STATED GOAL:
Copy out every record precisely.

Dataset excerpt:
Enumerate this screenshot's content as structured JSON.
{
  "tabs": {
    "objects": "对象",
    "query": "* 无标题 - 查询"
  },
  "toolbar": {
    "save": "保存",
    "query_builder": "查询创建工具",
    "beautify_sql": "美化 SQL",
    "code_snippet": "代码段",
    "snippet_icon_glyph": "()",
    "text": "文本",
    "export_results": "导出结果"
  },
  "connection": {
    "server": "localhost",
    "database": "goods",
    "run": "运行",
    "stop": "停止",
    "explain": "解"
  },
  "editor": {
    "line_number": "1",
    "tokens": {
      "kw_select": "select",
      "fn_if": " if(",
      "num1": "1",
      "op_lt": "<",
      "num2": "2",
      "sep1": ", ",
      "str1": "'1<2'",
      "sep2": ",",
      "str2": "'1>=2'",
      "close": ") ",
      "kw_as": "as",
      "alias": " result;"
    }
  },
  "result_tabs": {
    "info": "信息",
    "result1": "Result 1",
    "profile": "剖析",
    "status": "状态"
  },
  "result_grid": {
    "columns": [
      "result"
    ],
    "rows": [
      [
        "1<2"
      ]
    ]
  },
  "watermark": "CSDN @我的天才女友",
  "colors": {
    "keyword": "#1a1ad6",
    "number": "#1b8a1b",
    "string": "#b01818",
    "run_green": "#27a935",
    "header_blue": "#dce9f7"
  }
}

WRITTEN ANSWER:
Enumerate this screenshot's content as structured JSON.
{
  "tabs": {
    "objects": "对象",
    "query": "* 无标题 - 查询"
  },
  "toolbar": {
    "save": "保存",
    "query_builder": "查询创建工具",
    "beautify_sql": "美化 SQL",
    "code_snippet": "代码段",
    "snippet_icon_glyph": "()",
    "text": "文本",
    "export_results": "导出结果"
  },
  "connection": {
    "server": "localhost",
    "database": "goods",
    "run": "运行",
    "stop": "停止",
    "explain": "解"
  },
  "editor": {
    "line_number": "1",
    "tokens": {
      "kw_select": "select",
      "fn_if": " if(",
      "num1": "1",
      "op_lt": "<",
      "num2": "2",
      "sep1": ", ",
      "str1": "'1<2'",
      "sep2": ",",
      "str2": "'1>=2'",
      "close": ") ",
      "kw_as": "as",
      "alias": " result;"
    }
  },
  "result_tabs": {
    "info": "信息",
    "result1": "Result 1",
    "profile": "剖析",
    "status": "状态"
  },
  "result_grid": {
    "columns": [
      "result"
    ],
    "rows": [
      [
        "1<2"
      ]
    ]
  },
  "watermark": "CSDN @我的天才女友",
  "colors": {
    "keyword": "#1a1ad6",
    "number": "#1b8a1b",
    "string": "#b01818",
    "run_green": "#27a935",
    "header_blue": "#dce9f7"
  }
}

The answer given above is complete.